» **WHAT YOU ARE ASKED TO DO**:
Write out each line in which the string "Fiscal" is present.

--- begin ---

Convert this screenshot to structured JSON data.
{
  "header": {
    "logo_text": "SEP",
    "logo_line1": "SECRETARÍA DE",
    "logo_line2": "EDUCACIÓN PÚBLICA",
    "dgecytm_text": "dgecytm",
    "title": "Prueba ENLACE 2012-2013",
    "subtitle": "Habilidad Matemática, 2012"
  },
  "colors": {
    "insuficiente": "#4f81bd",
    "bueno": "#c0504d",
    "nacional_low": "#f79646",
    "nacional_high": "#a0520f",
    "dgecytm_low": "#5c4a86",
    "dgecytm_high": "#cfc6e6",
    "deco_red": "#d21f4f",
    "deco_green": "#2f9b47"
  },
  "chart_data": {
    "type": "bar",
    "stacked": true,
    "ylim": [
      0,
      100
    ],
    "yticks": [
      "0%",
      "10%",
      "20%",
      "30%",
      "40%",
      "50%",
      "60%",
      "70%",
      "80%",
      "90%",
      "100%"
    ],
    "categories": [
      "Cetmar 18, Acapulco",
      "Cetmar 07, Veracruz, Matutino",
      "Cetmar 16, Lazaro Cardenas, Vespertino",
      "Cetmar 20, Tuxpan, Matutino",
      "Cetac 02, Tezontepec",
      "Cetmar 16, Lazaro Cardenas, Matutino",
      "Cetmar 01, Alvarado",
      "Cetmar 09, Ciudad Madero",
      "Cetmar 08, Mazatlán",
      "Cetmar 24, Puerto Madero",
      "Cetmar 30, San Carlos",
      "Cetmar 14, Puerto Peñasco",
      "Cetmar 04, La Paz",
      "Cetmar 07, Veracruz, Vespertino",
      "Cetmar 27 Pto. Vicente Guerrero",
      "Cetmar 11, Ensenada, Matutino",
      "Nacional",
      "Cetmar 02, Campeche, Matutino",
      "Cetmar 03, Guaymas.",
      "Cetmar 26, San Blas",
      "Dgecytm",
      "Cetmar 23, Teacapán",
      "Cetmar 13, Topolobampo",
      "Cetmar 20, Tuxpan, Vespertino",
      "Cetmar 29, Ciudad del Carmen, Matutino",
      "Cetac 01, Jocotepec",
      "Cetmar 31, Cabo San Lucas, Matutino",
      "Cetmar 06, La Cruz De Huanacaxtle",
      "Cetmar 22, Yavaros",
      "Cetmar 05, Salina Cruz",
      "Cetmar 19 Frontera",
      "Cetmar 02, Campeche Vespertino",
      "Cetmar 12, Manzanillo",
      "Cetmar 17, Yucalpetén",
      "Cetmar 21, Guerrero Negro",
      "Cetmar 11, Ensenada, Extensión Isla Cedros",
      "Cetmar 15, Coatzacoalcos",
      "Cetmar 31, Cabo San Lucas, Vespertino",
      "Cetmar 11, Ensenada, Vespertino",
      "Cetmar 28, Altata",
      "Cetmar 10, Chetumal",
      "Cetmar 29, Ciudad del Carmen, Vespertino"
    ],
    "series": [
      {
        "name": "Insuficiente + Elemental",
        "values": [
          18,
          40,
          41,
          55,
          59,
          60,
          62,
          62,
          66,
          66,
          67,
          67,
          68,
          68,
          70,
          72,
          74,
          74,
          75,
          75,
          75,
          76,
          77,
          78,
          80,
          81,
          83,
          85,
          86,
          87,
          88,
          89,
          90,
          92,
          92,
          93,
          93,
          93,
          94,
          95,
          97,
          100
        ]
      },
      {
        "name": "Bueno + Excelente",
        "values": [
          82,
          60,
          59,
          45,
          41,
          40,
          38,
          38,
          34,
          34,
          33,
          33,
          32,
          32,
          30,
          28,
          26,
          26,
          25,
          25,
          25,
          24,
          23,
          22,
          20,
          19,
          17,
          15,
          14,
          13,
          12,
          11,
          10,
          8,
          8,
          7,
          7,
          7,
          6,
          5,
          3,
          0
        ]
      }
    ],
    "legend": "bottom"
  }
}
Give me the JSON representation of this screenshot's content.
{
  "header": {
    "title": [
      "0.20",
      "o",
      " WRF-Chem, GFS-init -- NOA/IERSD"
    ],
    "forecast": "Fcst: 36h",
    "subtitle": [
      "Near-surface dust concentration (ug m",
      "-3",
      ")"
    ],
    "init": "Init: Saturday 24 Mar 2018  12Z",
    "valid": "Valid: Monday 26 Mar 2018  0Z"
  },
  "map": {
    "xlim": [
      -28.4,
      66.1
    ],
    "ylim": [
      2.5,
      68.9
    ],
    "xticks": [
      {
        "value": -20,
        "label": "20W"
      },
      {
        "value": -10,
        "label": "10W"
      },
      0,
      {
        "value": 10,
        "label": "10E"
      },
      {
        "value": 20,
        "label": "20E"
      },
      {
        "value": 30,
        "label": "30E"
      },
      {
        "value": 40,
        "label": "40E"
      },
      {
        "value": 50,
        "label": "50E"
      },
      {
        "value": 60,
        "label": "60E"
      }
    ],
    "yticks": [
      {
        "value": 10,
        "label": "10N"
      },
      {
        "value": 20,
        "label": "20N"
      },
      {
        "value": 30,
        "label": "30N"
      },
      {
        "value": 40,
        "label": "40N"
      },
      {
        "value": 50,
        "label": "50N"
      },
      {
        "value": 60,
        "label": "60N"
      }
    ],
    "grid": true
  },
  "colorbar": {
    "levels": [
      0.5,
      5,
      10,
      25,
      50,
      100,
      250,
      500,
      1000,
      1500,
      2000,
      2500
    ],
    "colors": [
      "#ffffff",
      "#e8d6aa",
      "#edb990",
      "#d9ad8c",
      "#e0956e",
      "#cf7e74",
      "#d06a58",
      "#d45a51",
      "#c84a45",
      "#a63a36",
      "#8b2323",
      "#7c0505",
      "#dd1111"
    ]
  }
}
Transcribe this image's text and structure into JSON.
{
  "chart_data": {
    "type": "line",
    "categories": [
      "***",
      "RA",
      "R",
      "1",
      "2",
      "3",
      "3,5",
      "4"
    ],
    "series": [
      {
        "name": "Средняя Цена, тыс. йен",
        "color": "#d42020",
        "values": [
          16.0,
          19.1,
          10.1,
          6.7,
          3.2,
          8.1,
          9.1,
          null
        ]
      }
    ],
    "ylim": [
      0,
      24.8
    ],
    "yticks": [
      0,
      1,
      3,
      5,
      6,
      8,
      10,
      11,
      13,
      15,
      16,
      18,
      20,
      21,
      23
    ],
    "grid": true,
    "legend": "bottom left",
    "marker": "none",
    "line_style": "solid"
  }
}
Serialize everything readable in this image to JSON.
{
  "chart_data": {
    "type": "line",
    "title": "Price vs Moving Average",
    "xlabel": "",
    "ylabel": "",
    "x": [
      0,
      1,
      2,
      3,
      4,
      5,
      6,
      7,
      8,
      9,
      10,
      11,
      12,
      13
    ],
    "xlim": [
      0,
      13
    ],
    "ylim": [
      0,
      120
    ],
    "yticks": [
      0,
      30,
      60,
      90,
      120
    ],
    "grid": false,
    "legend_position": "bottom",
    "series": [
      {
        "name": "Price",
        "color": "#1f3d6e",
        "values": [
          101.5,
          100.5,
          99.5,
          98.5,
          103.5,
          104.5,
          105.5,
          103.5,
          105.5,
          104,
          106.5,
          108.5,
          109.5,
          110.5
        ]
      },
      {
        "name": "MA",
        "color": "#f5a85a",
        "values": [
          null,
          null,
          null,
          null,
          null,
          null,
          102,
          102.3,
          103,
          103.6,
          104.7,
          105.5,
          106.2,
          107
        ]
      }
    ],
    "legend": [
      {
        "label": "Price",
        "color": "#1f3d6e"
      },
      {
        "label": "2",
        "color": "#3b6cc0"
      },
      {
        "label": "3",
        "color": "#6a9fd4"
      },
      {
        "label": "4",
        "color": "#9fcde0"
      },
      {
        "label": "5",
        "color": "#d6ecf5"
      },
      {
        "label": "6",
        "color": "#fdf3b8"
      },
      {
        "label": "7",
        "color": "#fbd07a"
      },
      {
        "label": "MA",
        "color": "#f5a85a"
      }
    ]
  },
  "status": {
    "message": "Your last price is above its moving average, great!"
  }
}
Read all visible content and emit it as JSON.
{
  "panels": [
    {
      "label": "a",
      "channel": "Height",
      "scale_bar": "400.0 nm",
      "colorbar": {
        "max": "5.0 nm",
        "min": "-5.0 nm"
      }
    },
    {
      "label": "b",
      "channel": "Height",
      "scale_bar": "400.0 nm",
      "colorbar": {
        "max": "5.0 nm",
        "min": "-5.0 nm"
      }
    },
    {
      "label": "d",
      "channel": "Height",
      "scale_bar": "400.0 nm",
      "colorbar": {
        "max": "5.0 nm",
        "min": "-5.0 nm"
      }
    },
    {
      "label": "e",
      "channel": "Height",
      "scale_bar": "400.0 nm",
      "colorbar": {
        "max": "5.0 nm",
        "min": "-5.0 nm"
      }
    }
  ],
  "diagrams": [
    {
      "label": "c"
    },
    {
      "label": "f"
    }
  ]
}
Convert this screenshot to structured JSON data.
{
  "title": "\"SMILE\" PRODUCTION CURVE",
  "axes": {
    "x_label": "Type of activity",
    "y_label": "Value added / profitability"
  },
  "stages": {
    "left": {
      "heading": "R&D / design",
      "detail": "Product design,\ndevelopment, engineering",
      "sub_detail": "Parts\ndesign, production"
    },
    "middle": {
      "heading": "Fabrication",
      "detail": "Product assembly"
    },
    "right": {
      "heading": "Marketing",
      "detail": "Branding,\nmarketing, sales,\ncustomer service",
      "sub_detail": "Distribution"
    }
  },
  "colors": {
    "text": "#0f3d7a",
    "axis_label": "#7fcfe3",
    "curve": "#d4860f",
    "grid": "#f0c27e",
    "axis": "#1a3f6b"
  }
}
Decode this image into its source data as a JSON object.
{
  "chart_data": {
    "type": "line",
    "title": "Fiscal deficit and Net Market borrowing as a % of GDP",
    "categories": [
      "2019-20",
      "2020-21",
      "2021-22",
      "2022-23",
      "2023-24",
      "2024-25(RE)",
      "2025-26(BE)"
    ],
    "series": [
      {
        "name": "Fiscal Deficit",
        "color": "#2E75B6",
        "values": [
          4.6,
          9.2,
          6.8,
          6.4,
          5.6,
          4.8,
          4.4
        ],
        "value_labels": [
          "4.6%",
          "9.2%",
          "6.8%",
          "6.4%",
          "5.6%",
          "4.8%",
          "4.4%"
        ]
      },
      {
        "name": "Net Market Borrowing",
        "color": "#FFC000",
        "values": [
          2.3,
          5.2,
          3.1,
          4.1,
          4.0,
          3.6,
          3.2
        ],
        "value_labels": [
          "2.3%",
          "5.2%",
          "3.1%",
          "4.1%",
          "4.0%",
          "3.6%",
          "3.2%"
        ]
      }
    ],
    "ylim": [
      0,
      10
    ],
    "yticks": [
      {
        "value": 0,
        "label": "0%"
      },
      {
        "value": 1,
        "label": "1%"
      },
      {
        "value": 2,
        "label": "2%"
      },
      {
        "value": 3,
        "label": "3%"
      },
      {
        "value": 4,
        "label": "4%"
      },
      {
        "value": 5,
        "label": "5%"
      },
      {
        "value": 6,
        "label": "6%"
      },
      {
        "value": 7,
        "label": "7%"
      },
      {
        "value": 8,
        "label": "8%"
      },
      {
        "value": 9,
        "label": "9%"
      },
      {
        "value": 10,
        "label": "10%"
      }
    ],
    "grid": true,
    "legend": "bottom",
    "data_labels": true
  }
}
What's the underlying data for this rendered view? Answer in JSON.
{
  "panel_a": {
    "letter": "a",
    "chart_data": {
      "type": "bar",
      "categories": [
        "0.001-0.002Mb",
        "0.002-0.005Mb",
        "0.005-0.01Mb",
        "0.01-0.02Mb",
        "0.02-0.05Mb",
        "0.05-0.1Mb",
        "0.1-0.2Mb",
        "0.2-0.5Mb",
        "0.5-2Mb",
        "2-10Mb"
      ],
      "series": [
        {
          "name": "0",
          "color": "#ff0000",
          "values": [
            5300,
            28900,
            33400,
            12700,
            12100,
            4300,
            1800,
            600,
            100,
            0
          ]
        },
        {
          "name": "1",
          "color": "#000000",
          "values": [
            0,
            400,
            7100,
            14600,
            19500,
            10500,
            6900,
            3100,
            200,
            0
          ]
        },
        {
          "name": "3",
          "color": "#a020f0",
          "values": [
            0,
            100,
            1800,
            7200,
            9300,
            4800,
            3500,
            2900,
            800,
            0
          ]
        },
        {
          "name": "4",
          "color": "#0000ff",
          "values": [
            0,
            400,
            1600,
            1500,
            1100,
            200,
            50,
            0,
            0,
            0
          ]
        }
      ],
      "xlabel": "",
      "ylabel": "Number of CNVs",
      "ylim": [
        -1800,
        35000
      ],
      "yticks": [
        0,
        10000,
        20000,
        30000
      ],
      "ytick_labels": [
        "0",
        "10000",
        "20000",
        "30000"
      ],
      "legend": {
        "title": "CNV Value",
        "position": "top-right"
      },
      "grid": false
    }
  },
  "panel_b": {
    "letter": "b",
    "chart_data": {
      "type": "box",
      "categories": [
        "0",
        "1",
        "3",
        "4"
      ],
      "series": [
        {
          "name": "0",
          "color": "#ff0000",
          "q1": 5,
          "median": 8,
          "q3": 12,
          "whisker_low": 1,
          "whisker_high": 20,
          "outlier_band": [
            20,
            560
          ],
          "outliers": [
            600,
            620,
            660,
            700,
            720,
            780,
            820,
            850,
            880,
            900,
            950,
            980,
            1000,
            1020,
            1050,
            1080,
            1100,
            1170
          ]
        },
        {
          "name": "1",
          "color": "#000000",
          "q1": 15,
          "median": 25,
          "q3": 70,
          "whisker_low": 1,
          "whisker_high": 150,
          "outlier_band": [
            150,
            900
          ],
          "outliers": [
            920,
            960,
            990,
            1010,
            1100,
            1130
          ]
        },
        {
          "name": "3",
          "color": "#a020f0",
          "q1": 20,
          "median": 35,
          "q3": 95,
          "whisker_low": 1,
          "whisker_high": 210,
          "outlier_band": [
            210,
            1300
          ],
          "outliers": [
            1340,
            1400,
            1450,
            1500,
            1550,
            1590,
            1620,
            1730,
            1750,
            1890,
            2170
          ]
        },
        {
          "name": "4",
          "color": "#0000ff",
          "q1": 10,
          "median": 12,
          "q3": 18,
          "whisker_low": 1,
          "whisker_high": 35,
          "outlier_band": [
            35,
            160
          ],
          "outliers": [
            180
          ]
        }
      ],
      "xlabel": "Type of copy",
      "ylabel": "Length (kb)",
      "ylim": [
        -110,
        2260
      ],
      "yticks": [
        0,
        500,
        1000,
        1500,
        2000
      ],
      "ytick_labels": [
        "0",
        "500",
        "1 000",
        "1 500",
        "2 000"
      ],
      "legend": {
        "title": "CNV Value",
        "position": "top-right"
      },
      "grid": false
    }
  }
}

--- end ---

» **EXERCISE ANSWER**:
    "title": "Fiscal deficit and Net Market borrowing as a % of GDP",
        "name": "Fiscal Deficit",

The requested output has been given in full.